• _What you will do_
Below are some records. Pull every line that contains the word "قاعدة".

• _Supplied entries_
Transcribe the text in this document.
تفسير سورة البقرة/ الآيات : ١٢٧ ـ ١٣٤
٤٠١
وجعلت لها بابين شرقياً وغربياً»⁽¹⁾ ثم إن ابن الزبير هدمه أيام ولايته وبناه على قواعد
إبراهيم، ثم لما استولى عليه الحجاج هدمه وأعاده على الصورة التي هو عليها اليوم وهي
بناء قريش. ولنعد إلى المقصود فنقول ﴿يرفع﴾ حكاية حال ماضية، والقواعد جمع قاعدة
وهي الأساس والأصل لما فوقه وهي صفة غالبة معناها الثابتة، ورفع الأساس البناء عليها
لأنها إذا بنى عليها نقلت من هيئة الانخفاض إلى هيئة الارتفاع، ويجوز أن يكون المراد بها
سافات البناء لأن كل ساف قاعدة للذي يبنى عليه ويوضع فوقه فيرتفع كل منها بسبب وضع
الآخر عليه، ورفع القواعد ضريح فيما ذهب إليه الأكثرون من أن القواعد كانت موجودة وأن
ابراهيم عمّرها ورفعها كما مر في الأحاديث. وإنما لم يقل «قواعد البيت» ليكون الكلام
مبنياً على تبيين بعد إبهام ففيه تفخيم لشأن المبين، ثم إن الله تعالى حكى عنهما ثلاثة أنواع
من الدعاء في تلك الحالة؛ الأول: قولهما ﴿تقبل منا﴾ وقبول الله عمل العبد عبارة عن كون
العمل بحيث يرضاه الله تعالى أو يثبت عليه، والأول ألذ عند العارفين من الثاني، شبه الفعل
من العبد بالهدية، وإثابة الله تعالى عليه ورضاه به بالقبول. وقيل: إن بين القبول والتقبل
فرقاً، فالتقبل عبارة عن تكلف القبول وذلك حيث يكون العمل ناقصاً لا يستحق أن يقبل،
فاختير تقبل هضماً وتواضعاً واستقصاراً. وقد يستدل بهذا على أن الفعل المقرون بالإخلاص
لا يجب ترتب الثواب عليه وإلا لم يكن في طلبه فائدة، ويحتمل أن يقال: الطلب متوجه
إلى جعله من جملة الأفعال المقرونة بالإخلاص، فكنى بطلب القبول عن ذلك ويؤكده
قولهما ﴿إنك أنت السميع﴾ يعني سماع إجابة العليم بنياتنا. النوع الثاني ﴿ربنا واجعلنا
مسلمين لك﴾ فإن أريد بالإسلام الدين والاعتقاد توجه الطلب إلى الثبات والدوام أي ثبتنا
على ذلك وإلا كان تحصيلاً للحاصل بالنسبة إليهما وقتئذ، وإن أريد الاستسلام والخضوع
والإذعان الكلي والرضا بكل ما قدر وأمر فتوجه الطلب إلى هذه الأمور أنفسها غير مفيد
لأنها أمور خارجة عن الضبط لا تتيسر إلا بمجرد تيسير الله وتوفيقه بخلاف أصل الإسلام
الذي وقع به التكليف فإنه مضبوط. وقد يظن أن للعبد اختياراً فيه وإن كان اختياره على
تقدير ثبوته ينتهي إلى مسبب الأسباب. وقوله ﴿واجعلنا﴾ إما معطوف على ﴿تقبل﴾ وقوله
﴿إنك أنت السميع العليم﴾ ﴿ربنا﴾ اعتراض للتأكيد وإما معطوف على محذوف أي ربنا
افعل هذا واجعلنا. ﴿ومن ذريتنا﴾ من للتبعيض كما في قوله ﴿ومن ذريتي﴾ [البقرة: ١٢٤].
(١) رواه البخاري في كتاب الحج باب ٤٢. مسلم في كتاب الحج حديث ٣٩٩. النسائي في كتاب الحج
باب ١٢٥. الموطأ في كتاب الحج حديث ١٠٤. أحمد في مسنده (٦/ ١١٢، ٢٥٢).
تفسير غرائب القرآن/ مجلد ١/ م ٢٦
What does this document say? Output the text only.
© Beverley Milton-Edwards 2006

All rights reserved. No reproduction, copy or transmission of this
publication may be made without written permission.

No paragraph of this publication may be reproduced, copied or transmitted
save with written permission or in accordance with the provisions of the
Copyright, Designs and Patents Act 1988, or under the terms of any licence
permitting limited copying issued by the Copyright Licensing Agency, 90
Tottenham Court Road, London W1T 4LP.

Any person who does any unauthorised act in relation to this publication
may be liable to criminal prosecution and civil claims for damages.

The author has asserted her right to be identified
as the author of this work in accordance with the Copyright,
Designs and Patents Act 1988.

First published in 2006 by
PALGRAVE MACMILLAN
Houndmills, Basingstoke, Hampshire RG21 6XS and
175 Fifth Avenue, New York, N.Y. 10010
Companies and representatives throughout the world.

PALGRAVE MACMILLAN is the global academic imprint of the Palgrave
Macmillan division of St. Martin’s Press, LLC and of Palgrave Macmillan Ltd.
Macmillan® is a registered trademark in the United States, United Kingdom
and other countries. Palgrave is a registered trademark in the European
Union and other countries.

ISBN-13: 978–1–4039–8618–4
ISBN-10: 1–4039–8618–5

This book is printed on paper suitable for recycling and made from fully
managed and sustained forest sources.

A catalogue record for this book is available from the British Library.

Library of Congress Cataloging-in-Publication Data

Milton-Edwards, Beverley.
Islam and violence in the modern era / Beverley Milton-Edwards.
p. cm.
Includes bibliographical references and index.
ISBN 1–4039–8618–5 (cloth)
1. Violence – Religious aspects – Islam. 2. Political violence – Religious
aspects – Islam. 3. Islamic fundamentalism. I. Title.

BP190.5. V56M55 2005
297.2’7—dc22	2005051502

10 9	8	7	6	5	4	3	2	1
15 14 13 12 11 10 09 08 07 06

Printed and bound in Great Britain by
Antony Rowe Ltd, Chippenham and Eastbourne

• _Written solution_
بناء قريش. ولنعد إلى المقصود فنقول ﴿يرفع﴾ حكاية حال ماضية، والقواعد جمع قاعدة
سافات البناء لأن كل ساف قاعدة للذي يبنى عليه ويوضع فوقه فيرتفع كل منها بسبب وضع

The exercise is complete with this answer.